CHALLENGE -> Please output the lines shown below exactly as they appear.

WORKING DATA ->
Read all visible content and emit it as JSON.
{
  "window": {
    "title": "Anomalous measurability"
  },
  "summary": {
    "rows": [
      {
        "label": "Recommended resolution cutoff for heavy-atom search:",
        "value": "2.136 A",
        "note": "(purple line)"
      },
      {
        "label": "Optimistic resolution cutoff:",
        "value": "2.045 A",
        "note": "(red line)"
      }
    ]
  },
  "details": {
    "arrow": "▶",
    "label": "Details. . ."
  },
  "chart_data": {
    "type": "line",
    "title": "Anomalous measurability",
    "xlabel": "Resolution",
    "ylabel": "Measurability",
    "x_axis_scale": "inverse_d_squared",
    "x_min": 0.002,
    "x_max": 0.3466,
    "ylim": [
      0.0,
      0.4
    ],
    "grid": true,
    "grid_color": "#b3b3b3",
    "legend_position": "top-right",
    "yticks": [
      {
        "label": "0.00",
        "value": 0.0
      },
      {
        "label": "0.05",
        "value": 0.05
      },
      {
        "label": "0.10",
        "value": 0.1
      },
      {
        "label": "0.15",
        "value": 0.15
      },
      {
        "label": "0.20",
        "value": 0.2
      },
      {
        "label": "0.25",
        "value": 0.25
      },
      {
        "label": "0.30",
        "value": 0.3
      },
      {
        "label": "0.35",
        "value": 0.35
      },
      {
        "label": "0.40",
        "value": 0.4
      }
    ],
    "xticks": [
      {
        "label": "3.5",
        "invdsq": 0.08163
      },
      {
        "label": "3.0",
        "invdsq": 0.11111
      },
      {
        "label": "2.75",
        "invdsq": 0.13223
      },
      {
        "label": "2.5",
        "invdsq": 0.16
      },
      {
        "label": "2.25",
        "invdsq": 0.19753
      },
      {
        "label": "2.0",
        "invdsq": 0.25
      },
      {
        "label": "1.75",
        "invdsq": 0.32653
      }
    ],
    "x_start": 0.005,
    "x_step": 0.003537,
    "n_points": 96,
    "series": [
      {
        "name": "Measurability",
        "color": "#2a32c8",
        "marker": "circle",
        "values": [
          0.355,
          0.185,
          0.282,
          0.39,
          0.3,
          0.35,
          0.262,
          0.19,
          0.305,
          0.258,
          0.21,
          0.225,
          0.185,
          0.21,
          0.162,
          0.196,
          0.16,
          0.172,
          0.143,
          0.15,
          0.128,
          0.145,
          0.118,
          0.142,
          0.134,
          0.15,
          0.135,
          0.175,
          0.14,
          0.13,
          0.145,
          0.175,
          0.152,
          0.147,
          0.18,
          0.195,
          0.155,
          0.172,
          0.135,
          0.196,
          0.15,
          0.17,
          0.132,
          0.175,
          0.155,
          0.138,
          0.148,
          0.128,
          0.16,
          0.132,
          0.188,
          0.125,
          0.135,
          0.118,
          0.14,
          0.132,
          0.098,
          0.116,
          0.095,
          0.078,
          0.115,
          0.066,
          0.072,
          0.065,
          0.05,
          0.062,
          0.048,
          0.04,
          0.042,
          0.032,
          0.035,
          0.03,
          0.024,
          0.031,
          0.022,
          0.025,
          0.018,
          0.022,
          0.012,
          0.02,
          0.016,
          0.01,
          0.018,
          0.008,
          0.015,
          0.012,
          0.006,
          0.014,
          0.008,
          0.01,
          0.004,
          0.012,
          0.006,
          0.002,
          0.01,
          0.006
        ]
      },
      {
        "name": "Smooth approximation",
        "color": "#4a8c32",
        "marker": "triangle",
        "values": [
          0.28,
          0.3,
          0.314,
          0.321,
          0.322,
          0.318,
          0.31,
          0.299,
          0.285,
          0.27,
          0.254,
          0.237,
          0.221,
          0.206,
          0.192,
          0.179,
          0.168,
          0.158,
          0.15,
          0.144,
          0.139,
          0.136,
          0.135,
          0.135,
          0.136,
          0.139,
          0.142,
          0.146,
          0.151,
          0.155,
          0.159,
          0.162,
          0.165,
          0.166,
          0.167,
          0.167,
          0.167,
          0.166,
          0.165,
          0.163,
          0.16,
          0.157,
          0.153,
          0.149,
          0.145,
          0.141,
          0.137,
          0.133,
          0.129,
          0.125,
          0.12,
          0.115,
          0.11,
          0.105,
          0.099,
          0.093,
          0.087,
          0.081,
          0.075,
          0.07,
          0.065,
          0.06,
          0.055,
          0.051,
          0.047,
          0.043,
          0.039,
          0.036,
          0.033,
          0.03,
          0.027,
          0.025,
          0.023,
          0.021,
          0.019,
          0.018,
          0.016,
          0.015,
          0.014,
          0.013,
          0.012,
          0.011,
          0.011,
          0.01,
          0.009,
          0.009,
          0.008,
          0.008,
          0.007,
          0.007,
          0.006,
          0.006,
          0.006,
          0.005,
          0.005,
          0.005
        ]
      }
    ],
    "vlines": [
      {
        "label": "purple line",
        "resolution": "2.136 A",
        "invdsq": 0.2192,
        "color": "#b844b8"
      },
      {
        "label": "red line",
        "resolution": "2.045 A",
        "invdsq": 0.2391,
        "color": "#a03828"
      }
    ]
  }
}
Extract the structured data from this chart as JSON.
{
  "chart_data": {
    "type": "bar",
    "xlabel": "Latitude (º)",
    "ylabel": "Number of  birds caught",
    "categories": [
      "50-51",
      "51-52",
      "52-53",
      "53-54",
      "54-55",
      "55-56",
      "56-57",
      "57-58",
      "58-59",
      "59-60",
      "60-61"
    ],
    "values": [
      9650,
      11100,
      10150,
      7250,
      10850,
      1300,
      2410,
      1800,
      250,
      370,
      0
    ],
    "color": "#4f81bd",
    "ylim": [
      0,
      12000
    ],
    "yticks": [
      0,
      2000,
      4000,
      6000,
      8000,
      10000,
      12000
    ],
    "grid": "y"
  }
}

TASK OUTPUT ->
Read all visible content and emit it as JSON.
{
  "window": {
    "title": "Anomalous measurability"
  },
  "summary": {
    "rows": [
      {
        "label": "Recommended resolution cutoff for heavy-atom search:",
        "value": "2.136 A",
        "note": "(purple line)"
      },
      {
        "label": "Optimistic resolution cutoff:",
        "value": "2.045 A",
        "note": "(red line)"
      }
    ]
  },
  "details": {
    "arrow": "▶",
    "label": "Details. . ."
  },
  "chart_data": {
    "type": "line",
    "title": "Anomalous measurability",
    "xlabel": "Resolution",
    "ylabel": "Measurability",
    "x_axis_scale": "inverse_d_squared",
    "x_min": 0.002,
    "x_max": 0.3466,
    "ylim": [
      0.0,
      0.4
    ],
    "grid": true,
    "grid_color": "#b3b3b3",
    "legend_position": "top-right",
    "yticks": [
      {
        "label": "0.00",
        "value": 0.0
      },
      {
        "label": "0.05",
        "value": 0.05
      },
      {
        "label": "0.10",
        "value": 0.1
      },
      {
        "label": "0.15",
        "value": 0.15
      },
      {
        "label": "0.20",
        "value": 0.2
      },
      {
        "label": "0.25",
        "value": 0.25
      },
      {
        "label": "0.30",
        "value": 0.3
      },
      {
        "label": "0.35",
        "value": 0.35
      },
      {
        "label": "0.40",
        "value": 0.4
      }
    ],
    "xticks": [
      {
        "label": "3.5",
        "invdsq": 0.08163
      },
      {
        "label": "3.0",
        "invdsq": 0.11111
      },
      {
        "label": "2.75",
        "invdsq": 0.13223
      },
      {
        "label": "2.5",
        "invdsq": 0.16
      },
      {
        "label": "2.25",
        "invdsq": 0.19753
      },
      {
        "label": "2.0",
        "invdsq": 0.25
      },
      {
        "label": "1.75",
        "invdsq": 0.32653
      }
    ],
    "x_start": 0.005,
    "x_step": 0.003537,
    "n_points": 96,
    "series": [
      {
        "name": "Measurability",
        "color": "#2a32c8",
        "marker": "circle",
        "values": [
          0.355,
          0.185,
          0.282,
          0.39,
          0.3,
          0.35,
          0.262,
          0.19,
          0.305,
          0.258,
          0.21,
          0.225,
          0.185,
          0.21,
          0.162,
          0.196,
          0.16,
          0.172,
          0.143,
          0.15,
          0.128,
          0.145,
          0.118,
          0.142,
          0.134,
          0.15,
          0.135,
          0.175,
          0.14,
          0.13,
          0.145,
          0.175,
          0.152,
          0.147,
          0.18,
          0.195,
          0.155,
          0.172,
          0.135,
          0.196,
          0.15,
          0.17,
          0.132,
          0.175,
          0.155,
          0.138,
          0.148,
          0.128,
          0.16,
          0.132,
          0.188,
          0.125,
          0.135,
          0.118,
          0.14,
          0.132,
          0.098,
          0.116,
          0.095,
          0.078,
          0.115,
          0.066,
          0.072,
          0.065,
          0.05,
          0.062,
          0.048,
          0.04,
          0.042,
          0.032,
          0.035,
          0.03,
          0.024,
          0.031,
          0.022,
          0.025,
          0.018,
          0.022,
          0.012,
          0.02,
          0.016,
          0.01,
          0.018,
          0.008,
          0.015,
          0.012,
          0.006,
          0.014,
          0.008,
          0.01,
          0.004,
          0.012,
          0.006,
          0.002,
          0.01,
          0.006
        ]
      },
      {
        "name": "Smooth approximation",
        "color": "#4a8c32",
        "marker": "triangle",
        "values": [
          0.28,
          0.3,
          0.314,
          0.321,
          0.322,
          0.318,
          0.31,
          0.299,
          0.285,
          0.27,
          0.254,
          0.237,
          0.221,
          0.206,
          0.192,
          0.179,
          0.168,
          0.158,
          0.15,
          0.144,
          0.139,
          0.136,
          0.135,
          0.135,
          0.136,
          0.139,
          0.142,
          0.146,
          0.151,
          0.155,
          0.159,
          0.162,
          0.165,
          0.166,
          0.167,
          0.167,
          0.167,
          0.166,
          0.165,
          0.163,
          0.16,
          0.157,
          0.153,
          0.149,
          0.145,
          0.141,
          0.137,
          0.133,
          0.129,
          0.125,
          0.12,
          0.115,
          0.11,
          0.105,
          0.099,
          0.093,
          0.087,
          0.081,
          0.075,
          0.07,
          0.065,
          0.06,
          0.055,
          0.051,
          0.047,
          0.043,
          0.039,
          0.036,
          0.033,
          0.03,
          0.027,
          0.025,
          0.023,
          0.021,
          0.019,
          0.018,
          0.016,
          0.015,
          0.014,
          0.013,
          0.012,
          0.011,
          0.011,
          0.01,
          0.009,
          0.009,
          0.008,
          0.008,
          0.007,
          0.007,
          0.006,
          0.006,
          0.006,
          0.005,
          0.005,
          0.005
        ]
      }
    ],
    "vlines": [
      {
        "label": "purple line",
        "resolution": "2.136 A",
        "invdsq": 0.2192,
        "color": "#b844b8"
      },
      {
        "label": "red line",
        "resolution": "2.045 A",
        "invdsq": 0.2391,
        "color": "#a03828"
      }
    ]
  }
}
Extract the structured data from this chart as JSON.
{
  "chart_data": {
    "type": "bar",
    "xlabel": "Latitude (º)",
    "ylabel": "Number of  birds caught",
    "categories": [
      "50-51",
      "51-52",
      "52-53",
      "53-54",
      "54-55",
      "55-56",
      "56-57",
      "57-58",
      "58-59",
      "59-60",
      "60-61"
    ],
    "values": [
      9650,
      11100,
      10150,
      7250,
      10850,
      1300,
      2410,
      1800,
      250,
      370,
      0
    ],
    "color": "#4f81bd",
    "ylim": [
      0,
      12000
    ],
    "yticks": [
      0,
      2000,
      4000,
      6000,
      8000,
      10000,
      12000
    ],
    "grid": "y"
  }
}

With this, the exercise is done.